◆ Kutipan ◆
REPUBLIKA.CO.ID, JAKARTA -- Pakar Kebijakan Publik Defny Holidin meminta pemerintah tidak gegabah dalam membuat rencana kebijakan relaksasi Pembatasan Sosial Berskala Besar (PSBB). Defny menyebutkan bahwa pelonggaran PSBB yang dilakukan secara prematur ibarat langkah bunuh diri dari pemerintah.
Dia mengatakan, keputusan itu akan menjadi bom waktu bagi masyarakat dan juga para pemangku kepentingan lainnya. "Kami sudah membuat kajian dan webinar empat kali dengan para ahli multidisiplin serta perbandingan antarnegara juga," kata Defny Holidin di Jakarta, Senin (18/5).
Pendapat serupa juga diungkapkan Direktur Eksekutif The İndonesian Democracy Initiative (TIDI) Arya Sandhiyudha. Dia mengatakan, pelonggaran kebijakan tidak cukup mempertimbangkan survei-survei persepsi publik atau analisis kualitatif.

◆ Catatan Tersedia ◆
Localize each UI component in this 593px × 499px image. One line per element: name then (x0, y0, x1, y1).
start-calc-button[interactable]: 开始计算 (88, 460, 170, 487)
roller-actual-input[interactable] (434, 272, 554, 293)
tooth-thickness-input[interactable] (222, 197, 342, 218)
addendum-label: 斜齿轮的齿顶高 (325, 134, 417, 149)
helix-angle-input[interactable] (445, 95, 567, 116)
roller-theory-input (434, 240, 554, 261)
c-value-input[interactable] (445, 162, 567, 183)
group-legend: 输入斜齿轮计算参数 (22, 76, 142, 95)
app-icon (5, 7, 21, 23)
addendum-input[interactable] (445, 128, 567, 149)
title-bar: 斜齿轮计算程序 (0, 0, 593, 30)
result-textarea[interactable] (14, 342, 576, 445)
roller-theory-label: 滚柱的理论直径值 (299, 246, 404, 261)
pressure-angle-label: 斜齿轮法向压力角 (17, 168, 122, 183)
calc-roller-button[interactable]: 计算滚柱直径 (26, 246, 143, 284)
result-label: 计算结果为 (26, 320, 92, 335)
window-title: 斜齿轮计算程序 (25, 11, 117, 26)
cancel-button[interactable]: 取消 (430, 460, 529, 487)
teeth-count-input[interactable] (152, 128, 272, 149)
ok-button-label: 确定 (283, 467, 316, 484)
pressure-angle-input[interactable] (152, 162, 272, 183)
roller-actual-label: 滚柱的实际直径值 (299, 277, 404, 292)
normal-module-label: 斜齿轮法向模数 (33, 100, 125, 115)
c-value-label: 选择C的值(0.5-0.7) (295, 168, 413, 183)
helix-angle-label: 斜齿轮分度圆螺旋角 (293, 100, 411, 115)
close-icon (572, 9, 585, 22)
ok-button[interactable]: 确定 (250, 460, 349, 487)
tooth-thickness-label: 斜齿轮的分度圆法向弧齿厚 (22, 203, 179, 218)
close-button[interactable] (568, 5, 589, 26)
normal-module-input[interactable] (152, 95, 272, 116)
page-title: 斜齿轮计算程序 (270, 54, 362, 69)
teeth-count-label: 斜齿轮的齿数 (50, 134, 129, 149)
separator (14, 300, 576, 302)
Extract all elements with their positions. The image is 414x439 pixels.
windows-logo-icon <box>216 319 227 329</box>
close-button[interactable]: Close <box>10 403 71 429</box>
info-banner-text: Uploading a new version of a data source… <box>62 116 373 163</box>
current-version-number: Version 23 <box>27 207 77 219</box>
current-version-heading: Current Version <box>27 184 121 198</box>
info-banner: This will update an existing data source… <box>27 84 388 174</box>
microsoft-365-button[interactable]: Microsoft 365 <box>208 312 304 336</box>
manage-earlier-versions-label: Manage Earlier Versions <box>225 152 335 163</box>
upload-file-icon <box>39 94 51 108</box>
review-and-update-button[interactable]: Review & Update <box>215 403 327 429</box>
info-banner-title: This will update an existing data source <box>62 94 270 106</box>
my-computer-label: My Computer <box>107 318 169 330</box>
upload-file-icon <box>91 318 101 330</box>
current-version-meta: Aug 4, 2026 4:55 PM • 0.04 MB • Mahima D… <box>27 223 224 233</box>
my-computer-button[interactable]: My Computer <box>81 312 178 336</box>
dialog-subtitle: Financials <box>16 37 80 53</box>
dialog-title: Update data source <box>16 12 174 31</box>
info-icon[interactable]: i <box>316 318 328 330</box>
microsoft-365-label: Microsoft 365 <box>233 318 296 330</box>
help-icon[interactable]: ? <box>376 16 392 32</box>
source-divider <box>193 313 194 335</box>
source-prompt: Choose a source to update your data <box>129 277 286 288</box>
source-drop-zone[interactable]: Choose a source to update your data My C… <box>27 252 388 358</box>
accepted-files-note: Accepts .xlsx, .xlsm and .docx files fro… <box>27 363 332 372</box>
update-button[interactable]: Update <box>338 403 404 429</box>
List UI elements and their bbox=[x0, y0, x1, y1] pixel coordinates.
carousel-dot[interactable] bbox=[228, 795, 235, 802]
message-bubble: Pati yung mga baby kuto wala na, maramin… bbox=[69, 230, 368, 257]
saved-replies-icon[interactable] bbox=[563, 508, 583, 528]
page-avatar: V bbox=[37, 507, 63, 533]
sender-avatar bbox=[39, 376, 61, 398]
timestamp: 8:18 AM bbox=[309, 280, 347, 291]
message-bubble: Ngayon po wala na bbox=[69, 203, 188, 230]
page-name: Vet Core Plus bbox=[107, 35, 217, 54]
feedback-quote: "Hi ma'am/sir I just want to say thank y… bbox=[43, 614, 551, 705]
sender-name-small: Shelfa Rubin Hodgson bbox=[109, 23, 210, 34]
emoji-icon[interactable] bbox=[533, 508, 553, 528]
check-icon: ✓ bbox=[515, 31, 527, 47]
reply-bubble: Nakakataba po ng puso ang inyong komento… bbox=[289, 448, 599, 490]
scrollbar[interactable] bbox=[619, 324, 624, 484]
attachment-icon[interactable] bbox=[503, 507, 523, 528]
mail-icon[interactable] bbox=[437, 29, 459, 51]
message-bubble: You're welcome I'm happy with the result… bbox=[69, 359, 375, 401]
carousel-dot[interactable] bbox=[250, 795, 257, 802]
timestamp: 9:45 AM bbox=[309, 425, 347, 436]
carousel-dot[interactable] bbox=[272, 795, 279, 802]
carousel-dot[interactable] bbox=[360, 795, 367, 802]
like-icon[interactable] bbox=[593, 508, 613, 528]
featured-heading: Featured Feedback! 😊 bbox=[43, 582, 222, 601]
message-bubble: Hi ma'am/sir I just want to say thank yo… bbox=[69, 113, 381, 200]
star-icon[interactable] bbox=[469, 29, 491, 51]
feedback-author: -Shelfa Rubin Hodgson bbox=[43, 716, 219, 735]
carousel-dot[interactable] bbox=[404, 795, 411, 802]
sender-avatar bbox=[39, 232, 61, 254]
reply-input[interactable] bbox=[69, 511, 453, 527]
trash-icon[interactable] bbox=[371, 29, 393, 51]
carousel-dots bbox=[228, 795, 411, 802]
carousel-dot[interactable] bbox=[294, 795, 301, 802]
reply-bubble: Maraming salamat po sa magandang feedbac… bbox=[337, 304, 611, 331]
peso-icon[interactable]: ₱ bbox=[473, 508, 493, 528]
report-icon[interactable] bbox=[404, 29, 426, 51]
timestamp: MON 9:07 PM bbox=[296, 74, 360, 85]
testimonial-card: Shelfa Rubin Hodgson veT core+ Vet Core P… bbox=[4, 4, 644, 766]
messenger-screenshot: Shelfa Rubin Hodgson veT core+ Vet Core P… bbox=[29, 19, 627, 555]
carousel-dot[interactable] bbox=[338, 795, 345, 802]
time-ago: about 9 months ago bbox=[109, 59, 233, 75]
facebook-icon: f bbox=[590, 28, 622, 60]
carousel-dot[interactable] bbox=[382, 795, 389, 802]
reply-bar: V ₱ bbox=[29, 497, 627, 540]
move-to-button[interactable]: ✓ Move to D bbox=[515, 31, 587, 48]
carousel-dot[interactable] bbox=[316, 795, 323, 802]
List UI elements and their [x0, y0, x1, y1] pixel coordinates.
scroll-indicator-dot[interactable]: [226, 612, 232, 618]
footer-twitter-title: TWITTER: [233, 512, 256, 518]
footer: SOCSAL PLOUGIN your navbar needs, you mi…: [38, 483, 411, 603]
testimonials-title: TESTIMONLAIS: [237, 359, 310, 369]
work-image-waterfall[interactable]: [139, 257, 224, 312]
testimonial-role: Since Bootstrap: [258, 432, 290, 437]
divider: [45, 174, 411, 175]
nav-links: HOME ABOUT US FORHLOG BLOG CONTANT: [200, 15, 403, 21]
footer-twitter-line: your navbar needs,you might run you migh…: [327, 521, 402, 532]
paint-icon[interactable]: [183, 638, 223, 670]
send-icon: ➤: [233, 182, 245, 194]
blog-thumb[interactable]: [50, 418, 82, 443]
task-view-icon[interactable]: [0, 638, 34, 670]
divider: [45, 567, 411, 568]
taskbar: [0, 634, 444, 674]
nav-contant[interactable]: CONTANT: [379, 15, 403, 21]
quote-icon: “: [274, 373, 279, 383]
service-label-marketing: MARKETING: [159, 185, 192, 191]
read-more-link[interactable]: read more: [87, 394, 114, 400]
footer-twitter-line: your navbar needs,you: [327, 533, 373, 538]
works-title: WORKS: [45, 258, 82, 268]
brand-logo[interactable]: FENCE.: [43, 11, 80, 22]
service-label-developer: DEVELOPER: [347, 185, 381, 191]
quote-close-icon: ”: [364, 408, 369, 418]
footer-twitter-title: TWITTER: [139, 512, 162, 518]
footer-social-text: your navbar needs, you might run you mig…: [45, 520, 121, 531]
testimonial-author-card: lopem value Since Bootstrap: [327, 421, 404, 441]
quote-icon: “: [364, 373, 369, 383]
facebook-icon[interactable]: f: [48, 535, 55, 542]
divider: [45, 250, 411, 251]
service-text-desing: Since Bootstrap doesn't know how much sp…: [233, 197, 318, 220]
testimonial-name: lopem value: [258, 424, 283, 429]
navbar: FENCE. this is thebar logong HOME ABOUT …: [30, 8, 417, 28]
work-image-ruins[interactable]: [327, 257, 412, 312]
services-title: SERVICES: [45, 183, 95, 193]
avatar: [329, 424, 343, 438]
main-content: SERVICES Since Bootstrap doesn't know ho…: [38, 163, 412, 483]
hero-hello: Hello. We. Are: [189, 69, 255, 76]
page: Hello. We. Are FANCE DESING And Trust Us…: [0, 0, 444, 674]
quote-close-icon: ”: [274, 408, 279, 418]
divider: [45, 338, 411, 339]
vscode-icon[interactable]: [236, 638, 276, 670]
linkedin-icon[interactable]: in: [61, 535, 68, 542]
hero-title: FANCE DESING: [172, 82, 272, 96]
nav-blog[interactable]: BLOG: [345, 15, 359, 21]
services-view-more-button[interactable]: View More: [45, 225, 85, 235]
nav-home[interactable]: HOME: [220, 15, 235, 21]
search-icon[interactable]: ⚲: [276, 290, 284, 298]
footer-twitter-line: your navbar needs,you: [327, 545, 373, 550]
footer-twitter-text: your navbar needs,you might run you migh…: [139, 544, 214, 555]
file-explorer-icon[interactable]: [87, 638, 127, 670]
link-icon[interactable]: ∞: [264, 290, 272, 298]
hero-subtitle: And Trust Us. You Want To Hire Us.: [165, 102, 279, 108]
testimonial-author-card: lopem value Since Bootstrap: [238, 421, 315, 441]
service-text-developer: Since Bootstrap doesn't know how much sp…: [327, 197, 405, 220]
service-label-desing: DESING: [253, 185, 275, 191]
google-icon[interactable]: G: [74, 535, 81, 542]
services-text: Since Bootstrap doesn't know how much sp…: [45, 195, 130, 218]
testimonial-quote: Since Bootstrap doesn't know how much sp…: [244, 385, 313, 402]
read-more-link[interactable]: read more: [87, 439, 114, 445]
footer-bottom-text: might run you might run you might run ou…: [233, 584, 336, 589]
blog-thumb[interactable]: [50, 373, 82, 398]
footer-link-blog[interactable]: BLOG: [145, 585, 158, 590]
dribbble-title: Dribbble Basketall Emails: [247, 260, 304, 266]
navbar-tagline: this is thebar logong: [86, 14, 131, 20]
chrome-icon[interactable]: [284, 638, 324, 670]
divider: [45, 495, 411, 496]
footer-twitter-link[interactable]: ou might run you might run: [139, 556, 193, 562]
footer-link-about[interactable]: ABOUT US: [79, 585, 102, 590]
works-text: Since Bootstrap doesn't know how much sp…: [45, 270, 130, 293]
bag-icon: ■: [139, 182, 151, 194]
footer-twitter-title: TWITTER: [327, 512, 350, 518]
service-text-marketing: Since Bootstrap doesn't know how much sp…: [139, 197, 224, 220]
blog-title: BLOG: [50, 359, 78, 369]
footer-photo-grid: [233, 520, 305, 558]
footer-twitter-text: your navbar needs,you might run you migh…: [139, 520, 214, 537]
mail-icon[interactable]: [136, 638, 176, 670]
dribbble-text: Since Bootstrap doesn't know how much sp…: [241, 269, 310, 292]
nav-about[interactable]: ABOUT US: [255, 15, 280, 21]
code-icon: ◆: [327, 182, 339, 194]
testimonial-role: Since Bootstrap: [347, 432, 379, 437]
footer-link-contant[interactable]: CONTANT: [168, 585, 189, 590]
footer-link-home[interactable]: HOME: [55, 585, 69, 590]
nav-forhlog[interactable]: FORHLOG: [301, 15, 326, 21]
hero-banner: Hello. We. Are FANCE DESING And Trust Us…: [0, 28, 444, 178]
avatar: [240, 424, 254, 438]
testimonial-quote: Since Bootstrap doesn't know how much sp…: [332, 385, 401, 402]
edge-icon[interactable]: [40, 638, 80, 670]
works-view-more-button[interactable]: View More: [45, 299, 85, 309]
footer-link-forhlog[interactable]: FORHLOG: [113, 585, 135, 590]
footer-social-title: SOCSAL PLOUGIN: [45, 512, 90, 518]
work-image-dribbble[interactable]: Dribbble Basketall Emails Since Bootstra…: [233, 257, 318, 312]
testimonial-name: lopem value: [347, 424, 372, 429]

◆ Tugas ◆
Lanjutkan berita tentang pelonggaran PSBB di atas setelah kalimat terakhirnya.

◆ Hasil Tugas ◆
"Dibutuhkan satu ukuran yang jelas dan dapat dipertanggungjawabkan secara saintifik. Dalam kasus epidemi, salah satu ukurannya adalah R real-time (Rt)," kata Arya Sandhiyudha.
Secara hitung-hitungan, penekanan penyebaran virus bergantung pada angka reproduksi (R) menyusul belum adanya vaksin virus tersebut. Angka reroduksi 2 atau R>2 artinya satu orang terebut akan menularkan dua individu lainnya. Jika angka repoduksi menyentuh angka 3 maka satu orang dapat menularkan tiga warga lainnya.
Arya menegaskan, mengetahui Rt secara real time merupakan perkara yang sangat penting. Pengamat politik internasional ini mengatakan, ketika R>1 maka terjadi penyebaran penularan yang lebih luas.
Sebaliknya, jika R
Dia menjelaskan, nilai Rt sangat membantu untuk melihat seberapa efektif kebijakan dalam menangani pandemik. Lanjutnya, angka tingkat penularan itu juga memberikan informasi apakah sebaiknya pembatasan atau pengetatan ditambah atau dikurangi.
"Mengingat pembatasan atau pengetatan berdampak langsung pada perekonomian di satu sisi dan keselamatan manusia di sisi lainnya," katanya.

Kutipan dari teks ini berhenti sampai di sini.